[start of SUPPLIED MATERIAL]

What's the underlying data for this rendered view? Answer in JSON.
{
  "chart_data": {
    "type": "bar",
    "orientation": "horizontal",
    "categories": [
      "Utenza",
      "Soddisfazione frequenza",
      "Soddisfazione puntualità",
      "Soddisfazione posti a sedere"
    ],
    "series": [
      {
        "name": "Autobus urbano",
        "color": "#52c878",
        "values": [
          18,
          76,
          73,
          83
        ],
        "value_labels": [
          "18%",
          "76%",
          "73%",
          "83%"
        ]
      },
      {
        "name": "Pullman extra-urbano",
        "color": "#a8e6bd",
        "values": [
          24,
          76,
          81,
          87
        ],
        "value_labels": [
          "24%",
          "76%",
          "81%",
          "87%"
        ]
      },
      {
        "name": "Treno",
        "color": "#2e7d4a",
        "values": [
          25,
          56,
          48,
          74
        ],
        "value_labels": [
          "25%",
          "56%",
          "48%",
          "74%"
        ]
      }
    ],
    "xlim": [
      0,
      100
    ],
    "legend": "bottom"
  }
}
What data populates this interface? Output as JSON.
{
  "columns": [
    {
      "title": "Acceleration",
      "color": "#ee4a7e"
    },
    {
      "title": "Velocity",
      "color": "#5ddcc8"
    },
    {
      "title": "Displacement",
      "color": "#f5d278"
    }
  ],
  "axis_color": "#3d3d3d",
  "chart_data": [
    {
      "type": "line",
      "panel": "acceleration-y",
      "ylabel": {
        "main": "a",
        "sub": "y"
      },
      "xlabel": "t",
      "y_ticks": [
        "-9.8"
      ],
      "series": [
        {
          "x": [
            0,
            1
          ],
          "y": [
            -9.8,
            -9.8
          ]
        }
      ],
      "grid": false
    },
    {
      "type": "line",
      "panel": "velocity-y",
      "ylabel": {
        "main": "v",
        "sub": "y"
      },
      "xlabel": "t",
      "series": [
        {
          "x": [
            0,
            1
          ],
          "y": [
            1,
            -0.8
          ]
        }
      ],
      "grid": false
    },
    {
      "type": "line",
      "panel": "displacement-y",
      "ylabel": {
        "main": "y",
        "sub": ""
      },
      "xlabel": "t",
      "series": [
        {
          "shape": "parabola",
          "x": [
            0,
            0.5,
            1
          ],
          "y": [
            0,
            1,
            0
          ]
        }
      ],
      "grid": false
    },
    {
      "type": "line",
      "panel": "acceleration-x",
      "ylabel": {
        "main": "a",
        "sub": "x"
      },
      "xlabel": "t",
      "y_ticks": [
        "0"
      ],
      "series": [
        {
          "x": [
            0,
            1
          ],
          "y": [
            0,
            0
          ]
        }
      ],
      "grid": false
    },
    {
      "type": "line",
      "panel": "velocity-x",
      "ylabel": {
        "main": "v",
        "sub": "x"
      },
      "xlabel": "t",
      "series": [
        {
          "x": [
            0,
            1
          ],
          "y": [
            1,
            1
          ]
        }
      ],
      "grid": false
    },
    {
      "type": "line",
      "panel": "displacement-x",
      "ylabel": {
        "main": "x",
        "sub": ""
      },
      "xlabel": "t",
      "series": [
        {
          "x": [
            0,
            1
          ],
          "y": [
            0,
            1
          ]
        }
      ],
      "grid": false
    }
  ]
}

[end of SUPPLIED MATERIAL]

Your task is to print the whole listing again exactly.

What's the underlying data for this rendered view? Answer in JSON.
{
  "chart_data": {
    "type": "bar",
    "orientation": "horizontal",
    "categories": [
      "Utenza",
      "Soddisfazione frequenza",
      "Soddisfazione puntualità",
      "Soddisfazione posti a sedere"
    ],
    "series": [
      {
        "name": "Autobus urbano",
        "color": "#52c878",
        "values": [
          18,
          76,
          73,
          83
        ],
        "value_labels": [
          "18%",
          "76%",
          "73%",
          "83%"
        ]
      },
      {
        "name": "Pullman extra-urbano",
        "color": "#a8e6bd",
        "values": [
          24,
          76,
          81,
          87
        ],
        "value_labels": [
          "24%",
          "76%",
          "81%",
          "87%"
        ]
      },
      {
        "name": "Treno",
        "color": "#2e7d4a",
        "values": [
          25,
          56,
          48,
          74
        ],
        "value_labels": [
          "25%",
          "56%",
          "48%",
          "74%"
        ]
      }
    ],
    "xlim": [
      0,
      100
    ],
    "legend": "bottom"
  }
}
What data populates this interface? Output as JSON.
{
  "columns": [
    {
      "title": "Acceleration",
      "color": "#ee4a7e"
    },
    {
      "title": "Velocity",
      "color": "#5ddcc8"
    },
    {
      "title": "Displacement",
      "color": "#f5d278"
    }
  ],
  "axis_color": "#3d3d3d",
  "chart_data": [
    {
      "type": "line",
      "panel": "acceleration-y",
      "ylabel": {
        "main": "a",
        "sub": "y"
      },
      "xlabel": "t",
      "y_ticks": [
        "-9.8"
      ],
      "series": [
        {
          "x": [
            0,
            1
          ],
          "y": [
            -9.8,
            -9.8
          ]
        }
      ],
      "grid": false
    },
    {
      "type": "line",
      "panel": "velocity-y",
      "ylabel": {
        "main": "v",
        "sub": "y"
      },
      "xlabel": "t",
      "series": [
        {
          "x": [
            0,
            1
          ],
          "y": [
            1,
            -0.8
          ]
        }
      ],
      "grid": false
    },
    {
      "type": "line",
      "panel": "displacement-y",
      "ylabel": {
        "main": "y",
        "sub": ""
      },
      "xlabel": "t",
      "series": [
        {
          "shape": "parabola",
          "x": [
            0,
            0.5,
            1
          ],
          "y": [
            0,
            1,
            0
          ]
        }
      ],
      "grid": false
    },
    {
      "type": "line",
      "panel": "acceleration-x",
      "ylabel": {
        "main": "a",
        "sub": "x"
      },
      "xlabel": "t",
      "y_ticks": [
        "0"
      ],
      "series": [
        {
          "x": [
            0,
            1
          ],
          "y": [
            0,
            0
          ]
        }
      ],
      "grid": false
    },
    {
      "type": "line",
      "panel": "velocity-x",
      "ylabel": {
        "main": "v",
        "sub": "x"
      },
      "xlabel": "t",
      "series": [
        {
          "x": [
            0,
            1
          ],
          "y": [
            1,
            1
          ]
        }
      ],
      "grid": false
    },
    {
      "type": "line",
      "panel": "displacement-x",
      "ylabel": {
        "main": "x",
        "sub": ""
      },
      "xlabel": "t",
      "series": [
        {
          "x": [
            0,
            1
          ],
          "y": [
            0,
            1
          ]
        }
      ],
      "grid": false
    }
  ]
}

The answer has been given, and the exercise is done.